#### DOCUMENT
When he gets to the conclusion of his addendum, Weaver anticipates a desire to reconcile the mathematical, technical theory of communication with the interpretive questions about how language communicates ideas and describes the world. Building towards his conclusion, Weaver adopts a regretful tone as he acknowledges this shortcoming, but he quickly turns to an odd analogy clearly meant to spark his readers' desires:

The concept of information developed in this theory at first seems disappointing and bizarre -- disappointing because it has nothing to do with meaning, and bizarre because it deals not with a single message but rather with the statistical character of a whole ensemble of messages, bizarre also because in these statistical terms the two words information and uncertainty find themselves to be partners.

An engineering communication theory is just like a very proper and discreet girl accepting your telegram. She pays no attention to the meaning, whether it be sad, or joyous, or embarrassing. But she must be prepared to deal with all that come to her desk. … Language must be designed (or developed) with a view to the totality of things that man may wish to say; but not being able to accomplish everything, it too should do as well as possible as often as possible. (Warren Weaver, A Mathematical Theory of Communication, p. 116)

Under this fantasy, language has a pure transparency. The girl accepting your telegram attaches herself to no meaning in particular because in her role she encompasses all meanings. As a communication channel, she contains and transmits the intentions of all men. She is a system of semantic possibilities.

In Cleanth Brooks's account of Pope's Belinda, the feminine object is reified as a poetic artifact -- she's pure message -- that reaches out to and transcends the common flow of meaning. In Warren Weaver's vision, the girl represents a noiseless communication channel -- she's pure medium -- that passively encompasses all imaginable intentions.

We're thus left with two ideas about what a proper theory of intention would need to accomplish. (Both weirdly presented as fantasies of gender domination.) On the one hand, a theory of intention needs to explain where documents push against the received wisdom of their times. Which ideas are used most differently, most distinctively? Where can we see the human mind at work? On the other hand, intention needs to explain how documents select from (or otherwise participate in) the larger system of meaning that is the language as a whole. Which ideas are passively invoked and transmitted?

When we describe "intentions" by fitting statements to paraphrases, we engage in this kind of dialectical thinking, sometimes teasing out the ways a text seems unique, other times finding ways that it seems to communicate ideas transparently. As should be obvious, though, both kinds of claims rest on each other. Both engage the same basic task of comparing what the document says with what kinds of things the document might say.

So how can we generalize over this? Approached computationally, we might re-interpret these imperatives as two questions:

For any given document, which words are used most distinctively? (The keyword-extraction problem.)

#### RAW DATA
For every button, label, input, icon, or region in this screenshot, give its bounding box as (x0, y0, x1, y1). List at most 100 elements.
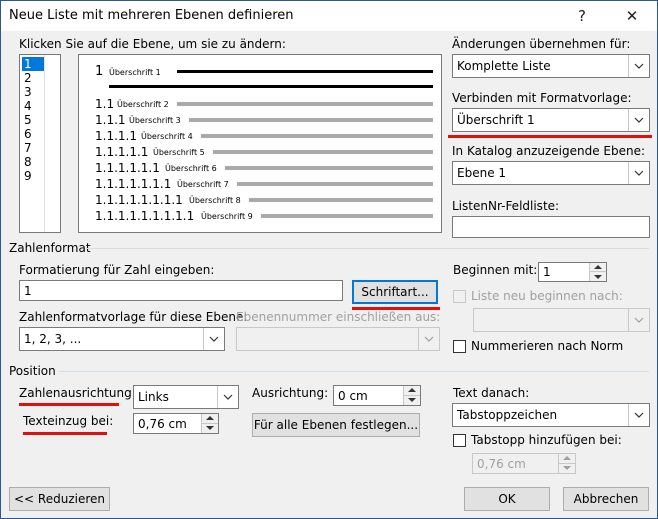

#### PROBLEM SET
A. In the essay on Weaver's theory of communication, what does the girl accepting the telegram represent in Weaver's vision?
B. Reproduce the part of the essay on Weaver's theory of communication from "When he gets" up to and including "to be partners.".
C. Carry the essay on Weaver's theory of communication further, starting right after its last sentence.

#### FINAL ANSWERS
A. A noiseless communication channel.

B.
When he gets to the conclusion of his addendum, Weaver anticipates a desire to reconcile the mathematical, technical theory of communication with the interpretive questions about how language communicates ideas and describes the world. Building towards his conclusion, Weaver adopts a regretful tone as he acknowledges this shortcoming, but he quickly turns to an odd analogy clearly meant to spark his readers' desires:

The concept of information developed in this theory at first seems disappointing and bizarre -- disappointing because it has nothing to do with meaning, and bizarre because it deals not with a single message but rather with the statistical character of a whole ensemble of messages, bizarre also because in these statistical terms the two words information and uncertainty find themselves to be partners.

C.
How typically or atypically does the document distribute semantic variance? (The document-comparison problem.)

In the next section, I'll talk a bit about how computational semantics can be used to address these problems.[^modeling]

word-sense disambiguation as a theory of intention

Word-sense disambiguation identifies intentions by matching statements to their closest parallels in a semantic model.

It may seem like a strange thing to say, but computers often attribute intentions to human minds. When Google or the NSA read your email, they're reading for intention. And every time any piece of software supported by a semantic model addresses you, it places your discourse under the description of an intention: "These are the websites you're looking for." "Here are the words you spoke." "These are some goods and services you may wish to buy."

Such intention-attributions aren't always perfect. If you say "The rain in Spain falls mainly on the plane,"" you don't want Siri to think you said this:

The reign in Spain falls mane Lee on the plane.

Or, what if you type "nirvana"" into a search engine? Are you looking for websites about an overrated 90s grunge band or do you seek an ultimate state of being?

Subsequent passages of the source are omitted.